# SHORT TASK:
Copy each line below in which the string "document" occurs.
— begin —
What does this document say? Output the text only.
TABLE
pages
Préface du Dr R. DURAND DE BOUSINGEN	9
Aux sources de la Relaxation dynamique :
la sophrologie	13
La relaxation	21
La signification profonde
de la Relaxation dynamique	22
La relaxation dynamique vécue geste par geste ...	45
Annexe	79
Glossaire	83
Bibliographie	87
— end —
— begin —
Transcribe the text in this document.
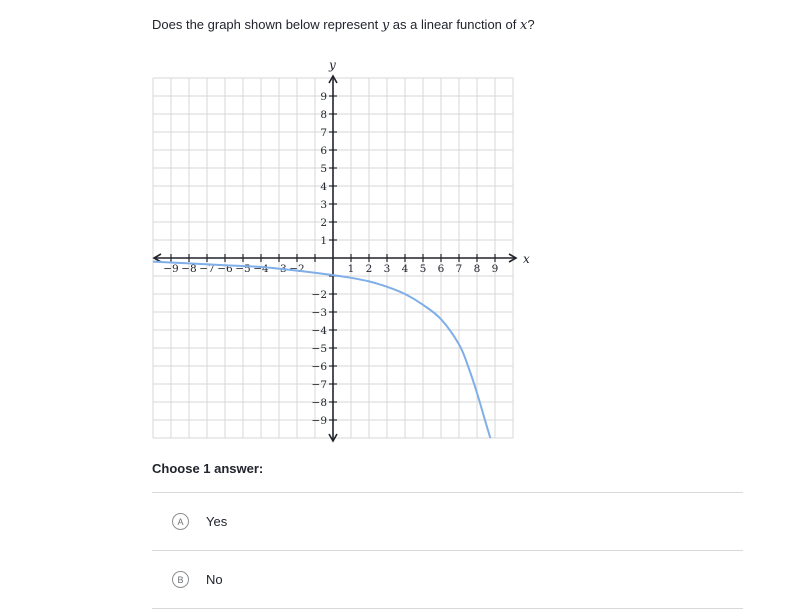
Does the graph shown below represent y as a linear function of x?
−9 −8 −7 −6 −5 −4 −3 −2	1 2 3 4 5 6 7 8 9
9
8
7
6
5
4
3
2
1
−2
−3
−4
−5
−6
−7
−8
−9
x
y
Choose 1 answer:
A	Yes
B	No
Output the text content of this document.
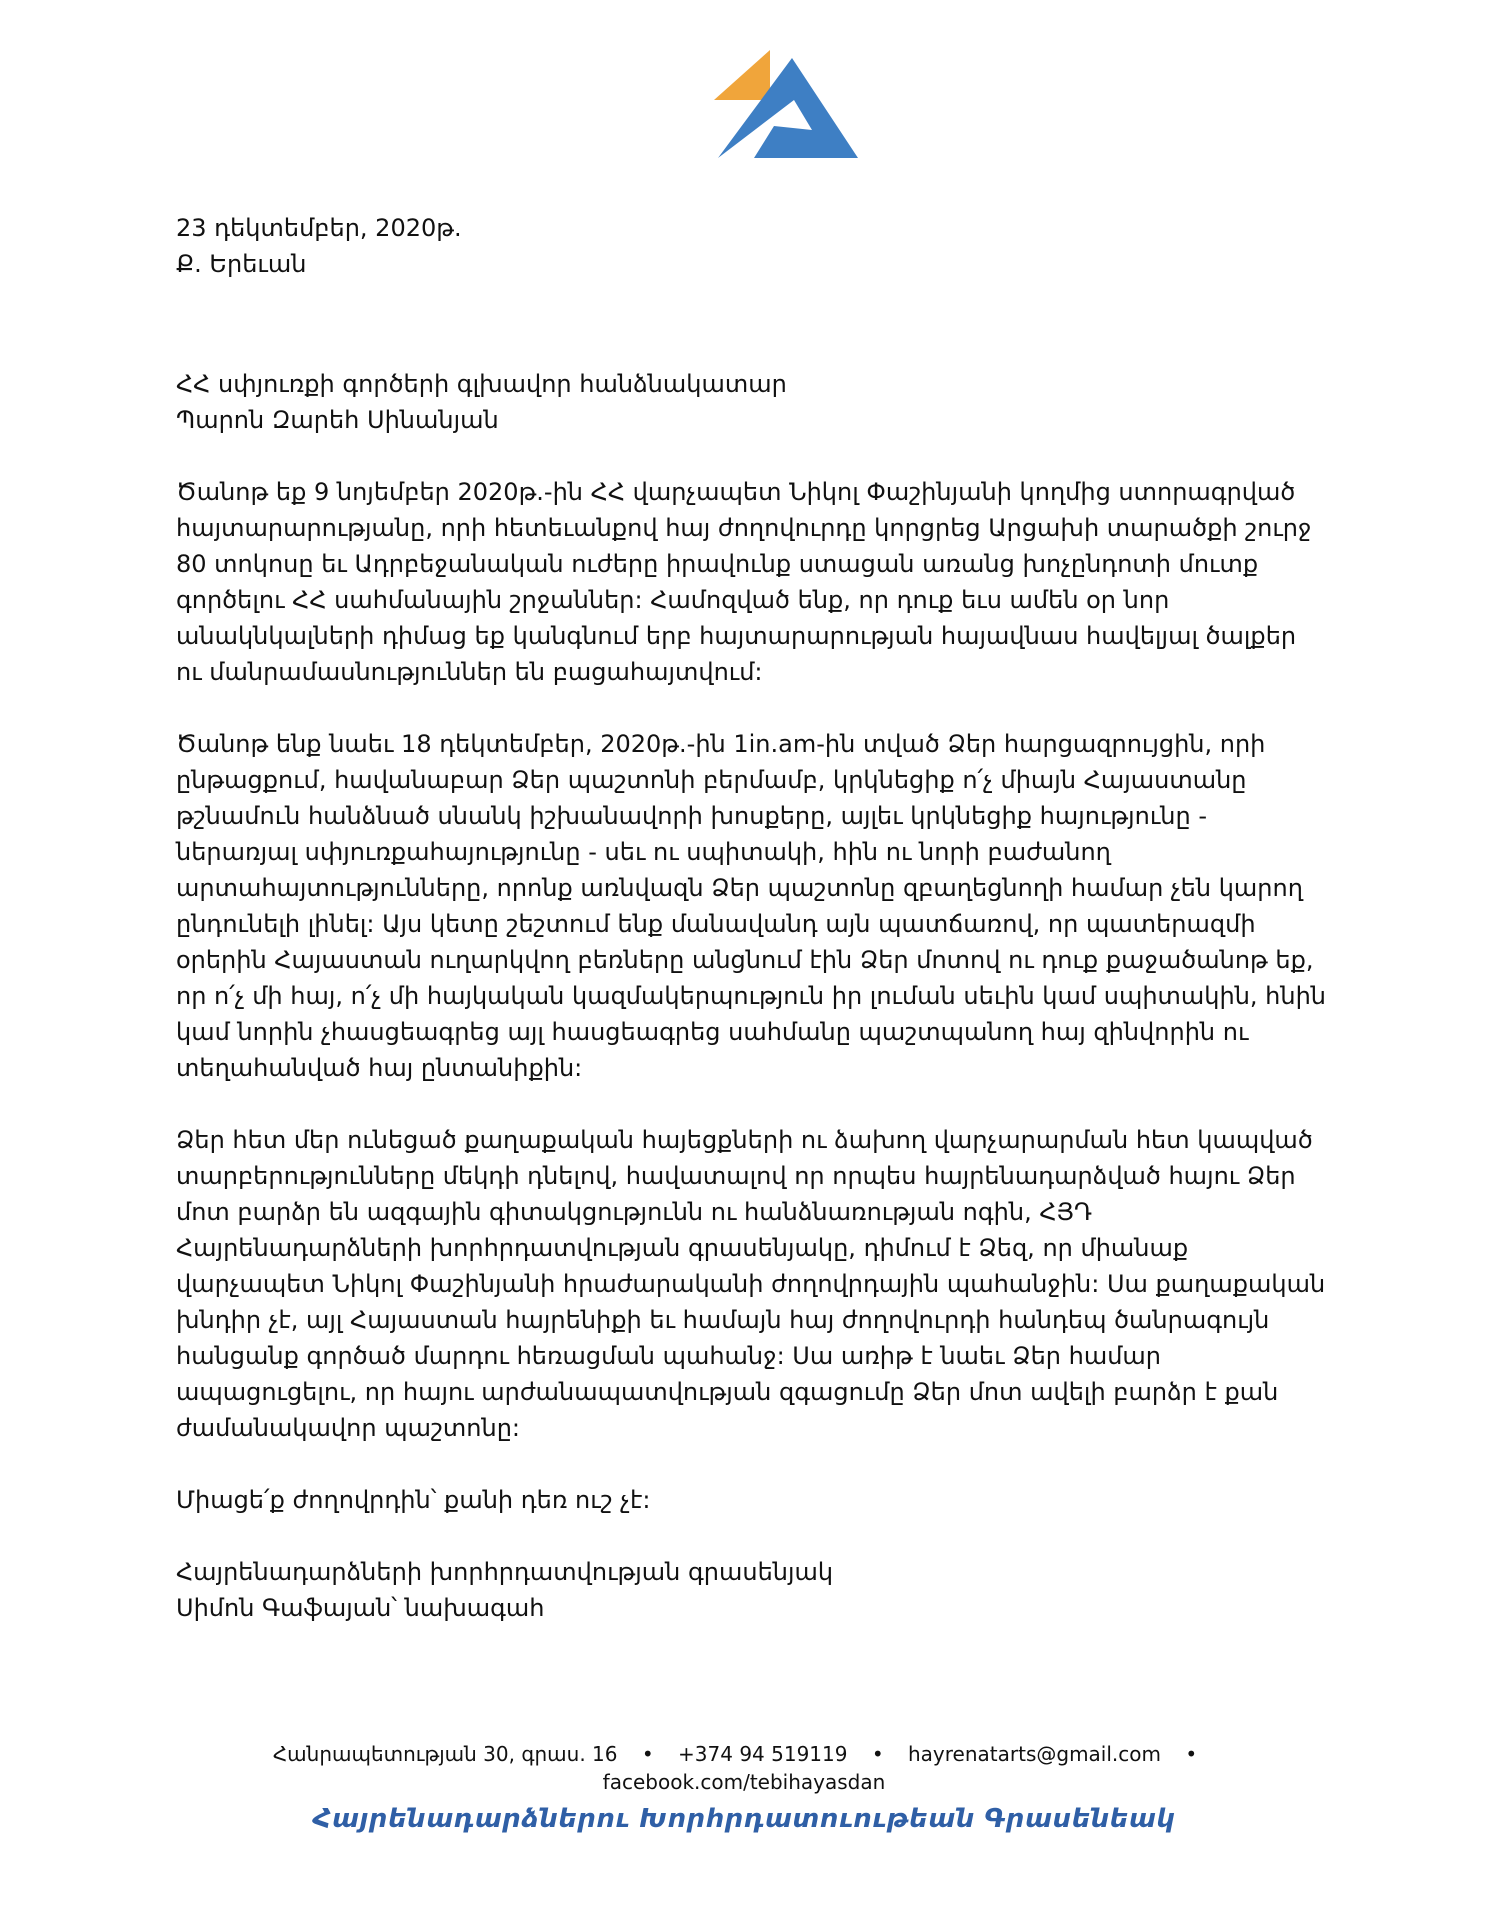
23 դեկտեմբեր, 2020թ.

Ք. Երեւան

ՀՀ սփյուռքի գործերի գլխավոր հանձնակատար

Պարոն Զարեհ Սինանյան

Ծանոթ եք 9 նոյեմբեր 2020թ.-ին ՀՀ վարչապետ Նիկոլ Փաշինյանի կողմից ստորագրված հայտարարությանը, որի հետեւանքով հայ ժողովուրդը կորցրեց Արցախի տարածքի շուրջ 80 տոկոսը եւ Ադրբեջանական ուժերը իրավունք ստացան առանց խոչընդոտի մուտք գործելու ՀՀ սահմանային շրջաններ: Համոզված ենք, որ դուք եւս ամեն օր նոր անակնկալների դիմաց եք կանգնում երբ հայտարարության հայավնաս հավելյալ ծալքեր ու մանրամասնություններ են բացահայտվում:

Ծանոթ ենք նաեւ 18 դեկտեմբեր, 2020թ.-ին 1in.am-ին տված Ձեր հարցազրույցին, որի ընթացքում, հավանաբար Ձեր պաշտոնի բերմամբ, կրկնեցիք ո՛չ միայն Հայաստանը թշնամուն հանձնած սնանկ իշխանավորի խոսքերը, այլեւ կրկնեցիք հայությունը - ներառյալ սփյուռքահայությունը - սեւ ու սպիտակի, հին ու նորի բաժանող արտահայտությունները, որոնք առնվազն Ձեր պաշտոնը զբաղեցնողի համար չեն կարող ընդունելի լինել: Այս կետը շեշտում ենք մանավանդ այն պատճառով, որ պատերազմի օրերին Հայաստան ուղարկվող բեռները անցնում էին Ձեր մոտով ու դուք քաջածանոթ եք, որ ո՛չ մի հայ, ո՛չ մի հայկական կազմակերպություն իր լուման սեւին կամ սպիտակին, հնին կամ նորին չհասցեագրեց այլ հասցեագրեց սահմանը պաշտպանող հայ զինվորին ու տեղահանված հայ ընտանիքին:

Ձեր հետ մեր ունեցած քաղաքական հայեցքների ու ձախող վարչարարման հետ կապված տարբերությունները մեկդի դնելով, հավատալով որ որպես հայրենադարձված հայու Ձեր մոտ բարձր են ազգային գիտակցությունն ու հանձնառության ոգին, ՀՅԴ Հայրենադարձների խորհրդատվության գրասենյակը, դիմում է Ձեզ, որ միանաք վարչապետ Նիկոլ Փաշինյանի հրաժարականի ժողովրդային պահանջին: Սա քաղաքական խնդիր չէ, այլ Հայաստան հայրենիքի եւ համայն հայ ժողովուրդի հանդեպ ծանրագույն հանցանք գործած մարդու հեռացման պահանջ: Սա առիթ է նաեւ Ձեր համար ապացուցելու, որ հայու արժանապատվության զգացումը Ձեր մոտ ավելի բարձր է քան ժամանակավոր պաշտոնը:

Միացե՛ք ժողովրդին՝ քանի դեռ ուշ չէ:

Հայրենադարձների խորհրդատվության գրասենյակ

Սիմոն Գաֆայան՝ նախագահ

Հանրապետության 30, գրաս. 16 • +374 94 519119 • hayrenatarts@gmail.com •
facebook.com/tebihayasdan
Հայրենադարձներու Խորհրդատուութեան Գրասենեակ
— end —
# ANSWER TO THIS TASK:
What does this document say? Output the text only.
Transcribe the text in this document.
Output the text content of this document.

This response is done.